═════ EXTRACTED INFORMATION ═════
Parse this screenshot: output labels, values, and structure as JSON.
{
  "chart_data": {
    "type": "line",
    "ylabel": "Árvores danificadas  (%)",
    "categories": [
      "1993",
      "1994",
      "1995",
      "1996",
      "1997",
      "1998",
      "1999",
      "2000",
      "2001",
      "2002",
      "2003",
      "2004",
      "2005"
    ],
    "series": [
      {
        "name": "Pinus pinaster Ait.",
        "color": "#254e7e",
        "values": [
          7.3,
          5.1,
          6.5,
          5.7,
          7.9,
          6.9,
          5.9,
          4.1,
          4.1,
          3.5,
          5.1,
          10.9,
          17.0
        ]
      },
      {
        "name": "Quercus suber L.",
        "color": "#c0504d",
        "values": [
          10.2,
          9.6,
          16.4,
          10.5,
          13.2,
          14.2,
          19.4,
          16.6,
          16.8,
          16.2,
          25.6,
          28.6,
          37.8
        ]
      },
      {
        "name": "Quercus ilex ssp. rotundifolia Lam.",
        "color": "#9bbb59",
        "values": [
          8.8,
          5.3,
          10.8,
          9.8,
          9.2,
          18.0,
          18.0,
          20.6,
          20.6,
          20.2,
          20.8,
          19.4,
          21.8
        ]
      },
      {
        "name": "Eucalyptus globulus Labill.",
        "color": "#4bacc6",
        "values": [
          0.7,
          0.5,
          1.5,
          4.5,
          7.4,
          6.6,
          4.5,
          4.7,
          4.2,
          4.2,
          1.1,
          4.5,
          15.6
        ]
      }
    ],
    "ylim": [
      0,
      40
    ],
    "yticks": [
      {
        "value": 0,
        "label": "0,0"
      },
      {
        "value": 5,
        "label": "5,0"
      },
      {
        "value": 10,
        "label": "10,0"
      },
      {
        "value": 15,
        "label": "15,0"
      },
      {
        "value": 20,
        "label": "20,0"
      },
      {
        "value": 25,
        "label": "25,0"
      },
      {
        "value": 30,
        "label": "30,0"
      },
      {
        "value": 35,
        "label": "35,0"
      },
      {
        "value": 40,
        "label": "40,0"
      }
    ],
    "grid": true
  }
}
═════
**WHAT THE TASK ASKS:** Find how many lines in the records contain the string "color", then give the number alone.

**OUTPUT OF THE TASK:** 4